## Request
Arrange as a JSON list of strings, one string per line, the lines starting with the one that contains "location-tag: scotland xyxy=(507,256,523,261)" and going on through the one that contains "location-tag: ALTA /", with both of those included and blank lines left out.

## Data in this exercise

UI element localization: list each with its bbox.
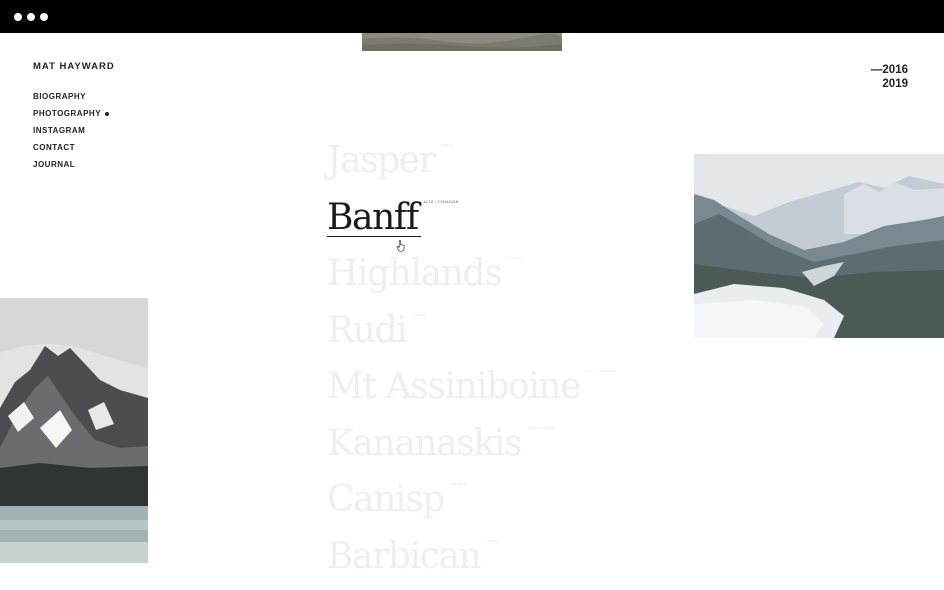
location-tag: scotland xyxy=(507,256,523,261)
year-range: —2016 2019 xyxy=(871,63,908,91)
location-tag: alberta xyxy=(441,143,455,148)
location-item-rudi[interactable]: Rudi norway xyxy=(327,308,580,365)
nav-item-label: PHOTOGRAPHY xyxy=(33,109,101,119)
location-name: Mt Assiniboine xyxy=(327,364,580,410)
location-tag: british columbia xyxy=(586,369,617,374)
nav-item-photography[interactable]: PHOTOGRAPHY xyxy=(33,109,109,126)
active-dot-icon xyxy=(105,112,109,116)
location-item-kananaskis[interactable]: Kananaskis alberta canada xyxy=(327,421,580,478)
location-tag: ALTA / CANADIAN xyxy=(424,200,459,205)
window-dot-icon[interactable] xyxy=(14,13,22,21)
window-dot-icon[interactable] xyxy=(27,13,35,21)
main-nav: BIOGRAPHY PHOTOGRAPHY INSTAGRAM CONTACT … xyxy=(33,92,109,177)
nav-item-instagram[interactable]: INSTAGRAM xyxy=(33,126,109,143)
nav-item-contact[interactable]: CONTACT xyxy=(33,143,109,160)
location-name: Jasper xyxy=(327,138,435,184)
location-item-canisp[interactable]: Canisp scotland xyxy=(327,477,580,534)
nav-item-label: BIOGRAPHY xyxy=(33,92,86,102)
location-name: Kananaskis xyxy=(327,421,521,467)
browser-chrome-bar xyxy=(0,0,944,33)
location-item-barbican[interactable]: Barbican london xyxy=(327,534,580,590)
nav-item-label: JOURNAL xyxy=(33,160,75,170)
nav-item-label: INSTAGRAM xyxy=(33,126,85,136)
year-start: —2016 xyxy=(871,63,908,77)
location-item-highlands[interactable]: Highlands scotland xyxy=(327,251,580,308)
nav-item-label: CONTACT xyxy=(33,143,75,153)
location-list: Jasper alberta Banff ALTA / CANADIAN Highl… xyxy=(327,138,580,590)
nav-item-biography[interactable]: BIOGRAPHY xyxy=(33,92,109,109)
location-name: Rudi xyxy=(327,308,406,354)
location-name: Banff xyxy=(327,195,418,241)
photo-image xyxy=(362,33,562,51)
photo-thumbnail-top[interactable] xyxy=(362,33,562,51)
location-name: Barbican xyxy=(327,534,480,580)
location-tag: alberta canada xyxy=(527,426,556,431)
location-tag: london xyxy=(486,539,499,544)
location-item-mt-assiniboine[interactable]: Mt Assiniboinebritish columbia xyxy=(327,364,580,421)
site-title[interactable]: MAT HAYWARD xyxy=(33,61,115,72)
location-tag: scotland xyxy=(450,482,466,487)
location-name: Canisp xyxy=(327,477,444,523)
window-dot-icon[interactable] xyxy=(40,13,48,21)
location-tag: norway xyxy=(412,313,426,318)
hand-pointer-icon xyxy=(396,240,406,252)
photo-mountain-valley[interactable] xyxy=(694,154,944,338)
location-name: Highlands xyxy=(327,251,501,297)
photo-image xyxy=(0,298,148,563)
photo-snowy-peak[interactable] xyxy=(0,298,148,563)
location-item-banff[interactable]: Banff ALTA / CANADIAN xyxy=(327,195,580,252)
photo-image xyxy=(694,154,944,338)
location-item-jasper[interactable]: Jasper alberta xyxy=(327,138,580,195)
year-end: 2019 xyxy=(871,77,908,91)
nav-item-journal[interactable]: JOURNAL xyxy=(33,160,109,177)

## Completed task
[
  "location-tag: scotland xyxy=(507,256,523,261)",
  "year-range: —2016 2019 xyxy=(871,63,908,91)",
  "location-tag: alberta xyxy=(441,143,455,148)",
  "location-item-rudi[interactable]: Rudi norway xyxy=(327,308,580,365)",
  "nav-item-label: PHOTOGRAPHY xyxy=(33,109,101,119)",
  "location-name: Mt Assiniboine xyxy=(327,364,580,410)",
  "location-tag: british columbia xyxy=(586,369,617,374)",
  "nav-item-photography[interactable]: PHOTOGRAPHY xyxy=(33,109,109,126)",
  "active-dot-icon xyxy=(105,112,109,116)",
  "location-item-kananaskis[interactable]: Kananaskis alberta canada xyxy=(327,421,580,478)",
  "location-tag: ALTA / CANADIAN xyxy=(424,200,459,205)"
]